- EXERCISE MATERIAL -
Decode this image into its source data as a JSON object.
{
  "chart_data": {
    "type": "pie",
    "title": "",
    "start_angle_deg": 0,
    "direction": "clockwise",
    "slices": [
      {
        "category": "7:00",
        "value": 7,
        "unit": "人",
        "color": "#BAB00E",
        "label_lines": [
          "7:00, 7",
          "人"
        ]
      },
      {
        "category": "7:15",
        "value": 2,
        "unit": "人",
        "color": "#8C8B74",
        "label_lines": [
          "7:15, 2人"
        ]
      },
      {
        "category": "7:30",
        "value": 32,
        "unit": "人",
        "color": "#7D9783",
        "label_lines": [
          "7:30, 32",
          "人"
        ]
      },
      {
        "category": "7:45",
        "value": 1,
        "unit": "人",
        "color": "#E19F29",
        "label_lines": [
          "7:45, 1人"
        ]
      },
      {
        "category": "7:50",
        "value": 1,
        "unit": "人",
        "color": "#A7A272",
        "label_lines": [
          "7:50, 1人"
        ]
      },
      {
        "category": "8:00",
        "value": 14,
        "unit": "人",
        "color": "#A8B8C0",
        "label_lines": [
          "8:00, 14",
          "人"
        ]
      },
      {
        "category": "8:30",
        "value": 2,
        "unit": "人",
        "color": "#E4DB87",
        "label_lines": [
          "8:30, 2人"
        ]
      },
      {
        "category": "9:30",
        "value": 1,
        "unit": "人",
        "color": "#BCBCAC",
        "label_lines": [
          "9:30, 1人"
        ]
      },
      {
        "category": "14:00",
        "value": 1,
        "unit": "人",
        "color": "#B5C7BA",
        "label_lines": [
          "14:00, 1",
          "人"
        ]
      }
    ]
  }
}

- DIRECTIONS FOR THIS TASK -
Return the material in full, exactly as shown.

- OUTPUT BELOW -
Decode this image into its source data as a JSON object.
{
  "chart_data": {
    "type": "pie",
    "title": "",
    "start_angle_deg": 0,
    "direction": "clockwise",
    "slices": [
      {
        "category": "7:00",
        "value": 7,
        "unit": "人",
        "color": "#BAB00E",
        "label_lines": [
          "7:00, 7",
          "人"
        ]
      },
      {
        "category": "7:15",
        "value": 2,
        "unit": "人",
        "color": "#8C8B74",
        "label_lines": [
          "7:15, 2人"
        ]
      },
      {
        "category": "7:30",
        "value": 32,
        "unit": "人",
        "color": "#7D9783",
        "label_lines": [
          "7:30, 32",
          "人"
        ]
      },
      {
        "category": "7:45",
        "value": 1,
        "unit": "人",
        "color": "#E19F29",
        "label_lines": [
          "7:45, 1人"
        ]
      },
      {
        "category": "7:50",
        "value": 1,
        "unit": "人",
        "color": "#A7A272",
        "label_lines": [
          "7:50, 1人"
        ]
      },
      {
        "category": "8:00",
        "value": 14,
        "unit": "人",
        "color": "#A8B8C0",
        "label_lines": [
          "8:00, 14",
          "人"
        ]
      },
      {
        "category": "8:30",
        "value": 2,
        "unit": "人",
        "color": "#E4DB87",
        "label_lines": [
          "8:30, 2人"
        ]
      },
      {
        "category": "9:30",
        "value": 1,
        "unit": "人",
        "color": "#BCBCAC",
        "label_lines": [
          "9:30, 1人"
        ]
      },
      {
        "category": "14:00",
        "value": 1,
        "unit": "人",
        "color": "#B5C7BA",
        "label_lines": [
          "14:00, 1",
          "人"
        ]
      }
    ]
  }
}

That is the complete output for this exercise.